* BEGIN Data for processing *
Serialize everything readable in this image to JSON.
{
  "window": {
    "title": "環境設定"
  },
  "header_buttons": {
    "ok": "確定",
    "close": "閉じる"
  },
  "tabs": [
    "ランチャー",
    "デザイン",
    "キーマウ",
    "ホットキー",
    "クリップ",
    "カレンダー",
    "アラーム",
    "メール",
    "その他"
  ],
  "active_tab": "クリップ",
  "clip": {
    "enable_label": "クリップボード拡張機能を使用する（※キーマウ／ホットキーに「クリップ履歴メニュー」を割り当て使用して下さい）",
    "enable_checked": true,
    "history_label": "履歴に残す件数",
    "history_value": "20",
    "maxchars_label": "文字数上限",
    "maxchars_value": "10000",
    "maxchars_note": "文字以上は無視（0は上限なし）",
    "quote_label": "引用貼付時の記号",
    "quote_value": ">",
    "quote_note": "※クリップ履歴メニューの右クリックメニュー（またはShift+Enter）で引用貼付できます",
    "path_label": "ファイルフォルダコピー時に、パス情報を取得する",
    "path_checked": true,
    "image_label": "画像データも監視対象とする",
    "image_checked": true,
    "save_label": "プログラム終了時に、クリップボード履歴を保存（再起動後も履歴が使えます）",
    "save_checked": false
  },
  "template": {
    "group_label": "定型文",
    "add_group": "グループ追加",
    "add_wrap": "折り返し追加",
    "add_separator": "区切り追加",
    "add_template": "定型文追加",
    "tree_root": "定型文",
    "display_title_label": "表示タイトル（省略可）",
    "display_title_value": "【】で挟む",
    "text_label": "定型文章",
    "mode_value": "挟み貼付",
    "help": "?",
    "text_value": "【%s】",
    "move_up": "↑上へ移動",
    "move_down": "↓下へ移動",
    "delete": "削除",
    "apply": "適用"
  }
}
* END Data for processing *
* BEGIN Data for processing *
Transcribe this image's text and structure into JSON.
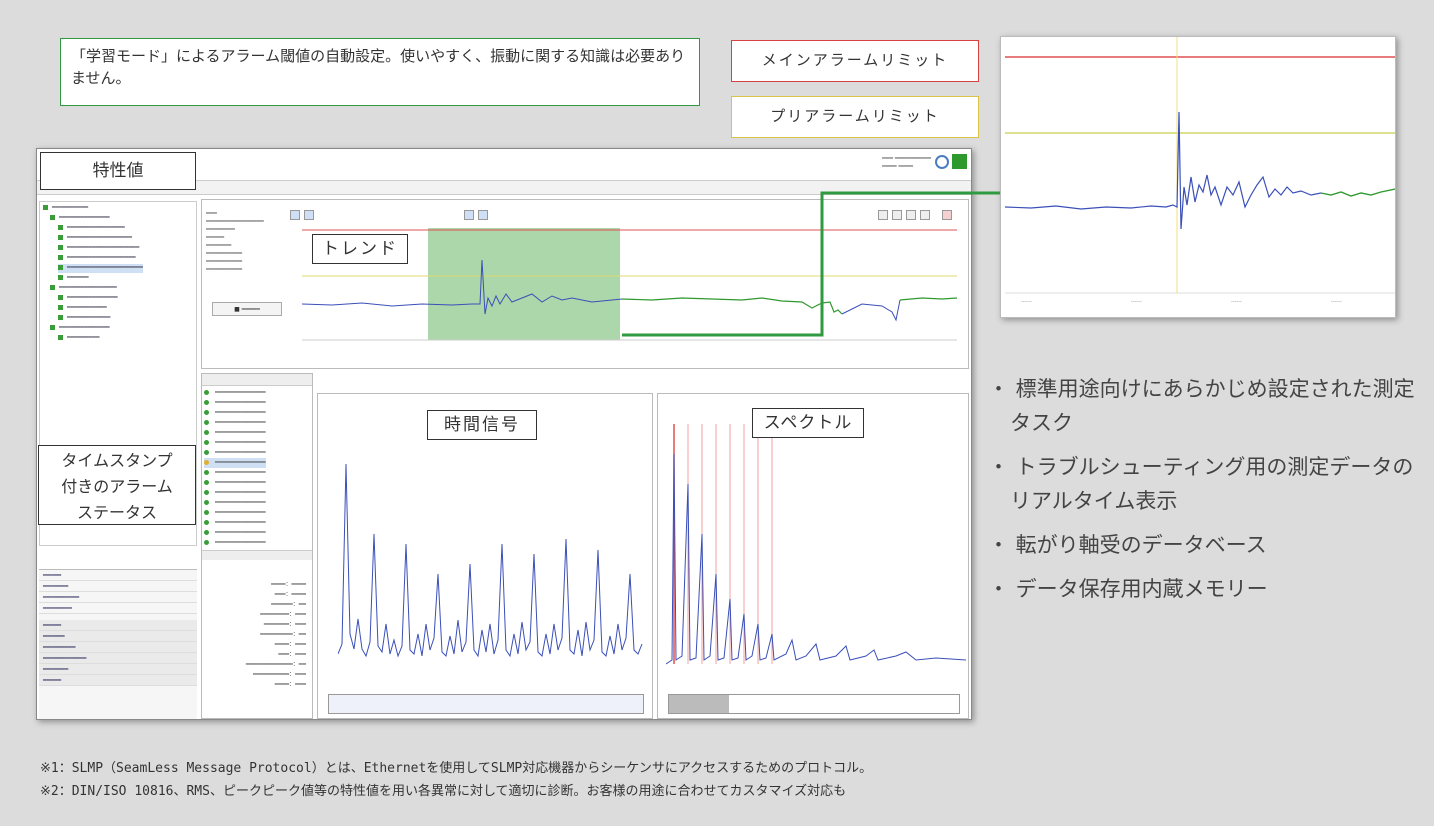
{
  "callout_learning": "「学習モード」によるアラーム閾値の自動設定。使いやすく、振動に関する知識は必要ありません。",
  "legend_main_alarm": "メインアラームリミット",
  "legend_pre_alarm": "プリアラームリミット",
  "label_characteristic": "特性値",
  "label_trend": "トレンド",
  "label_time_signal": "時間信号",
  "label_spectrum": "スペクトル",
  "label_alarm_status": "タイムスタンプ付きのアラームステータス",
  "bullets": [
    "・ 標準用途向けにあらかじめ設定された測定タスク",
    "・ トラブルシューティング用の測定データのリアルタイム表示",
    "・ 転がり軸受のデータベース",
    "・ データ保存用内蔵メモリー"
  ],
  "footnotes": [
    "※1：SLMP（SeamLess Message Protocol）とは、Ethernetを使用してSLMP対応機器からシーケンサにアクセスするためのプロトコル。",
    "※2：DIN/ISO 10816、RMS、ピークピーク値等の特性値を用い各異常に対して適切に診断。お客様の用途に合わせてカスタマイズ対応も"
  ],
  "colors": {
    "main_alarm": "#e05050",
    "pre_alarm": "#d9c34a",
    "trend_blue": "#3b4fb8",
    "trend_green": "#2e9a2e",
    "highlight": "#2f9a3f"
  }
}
* END Data for processing *
* BEGIN Data for processing *
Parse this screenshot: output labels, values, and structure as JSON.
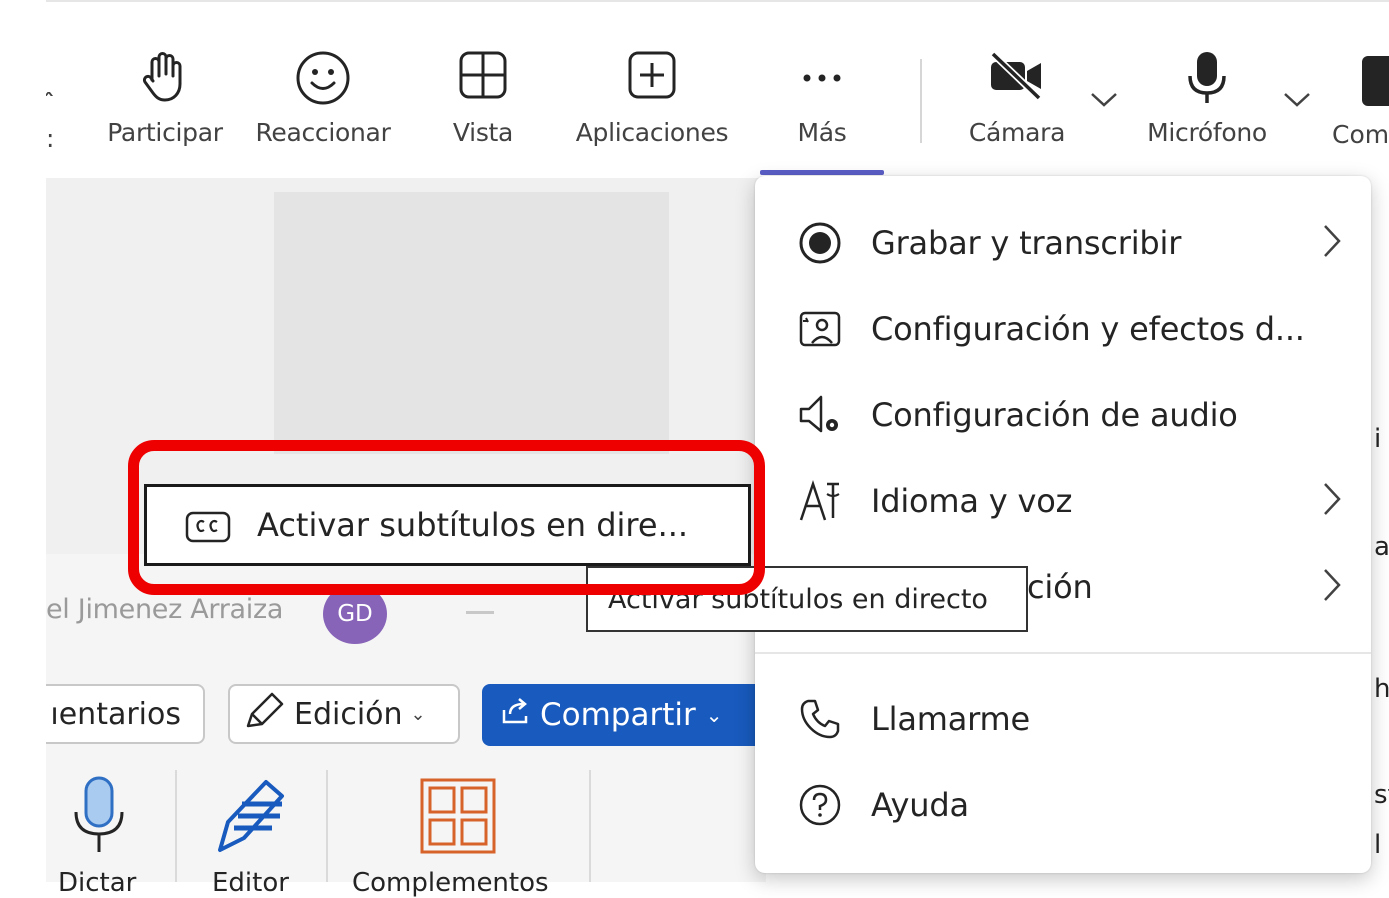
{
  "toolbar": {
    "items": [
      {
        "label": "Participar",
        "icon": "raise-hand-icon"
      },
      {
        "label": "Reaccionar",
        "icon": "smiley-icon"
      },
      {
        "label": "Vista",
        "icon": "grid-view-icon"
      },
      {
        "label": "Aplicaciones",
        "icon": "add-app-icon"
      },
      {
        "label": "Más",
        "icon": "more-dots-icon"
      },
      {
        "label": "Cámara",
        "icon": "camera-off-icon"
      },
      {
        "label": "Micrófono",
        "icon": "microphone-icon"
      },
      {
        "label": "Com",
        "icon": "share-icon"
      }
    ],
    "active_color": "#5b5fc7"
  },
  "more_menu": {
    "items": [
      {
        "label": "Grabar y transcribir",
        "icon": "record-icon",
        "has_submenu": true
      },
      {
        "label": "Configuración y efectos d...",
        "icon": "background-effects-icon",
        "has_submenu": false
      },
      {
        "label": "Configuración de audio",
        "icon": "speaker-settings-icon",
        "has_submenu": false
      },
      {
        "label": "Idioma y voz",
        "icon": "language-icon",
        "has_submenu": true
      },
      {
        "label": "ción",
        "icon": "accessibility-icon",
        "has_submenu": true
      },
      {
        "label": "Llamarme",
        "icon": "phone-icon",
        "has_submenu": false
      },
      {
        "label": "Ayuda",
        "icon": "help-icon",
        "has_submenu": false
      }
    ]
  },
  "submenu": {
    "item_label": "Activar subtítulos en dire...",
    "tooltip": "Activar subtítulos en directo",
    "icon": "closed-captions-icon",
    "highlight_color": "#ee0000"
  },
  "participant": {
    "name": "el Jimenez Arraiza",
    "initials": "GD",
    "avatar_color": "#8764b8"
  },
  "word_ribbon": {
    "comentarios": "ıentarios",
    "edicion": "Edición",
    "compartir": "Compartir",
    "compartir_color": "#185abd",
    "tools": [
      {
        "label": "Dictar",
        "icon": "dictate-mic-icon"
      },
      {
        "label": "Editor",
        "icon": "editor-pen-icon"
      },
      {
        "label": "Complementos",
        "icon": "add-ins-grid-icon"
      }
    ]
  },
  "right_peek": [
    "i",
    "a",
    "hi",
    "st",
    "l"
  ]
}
* END Data for processing *
• [Goal]:
Every line that holds the string "subtítulos" should be returned.

• [Completed exercise]:
    "item_label": "Activar subtítulos en dire...",
    "tooltip": "Activar subtítulos en directo",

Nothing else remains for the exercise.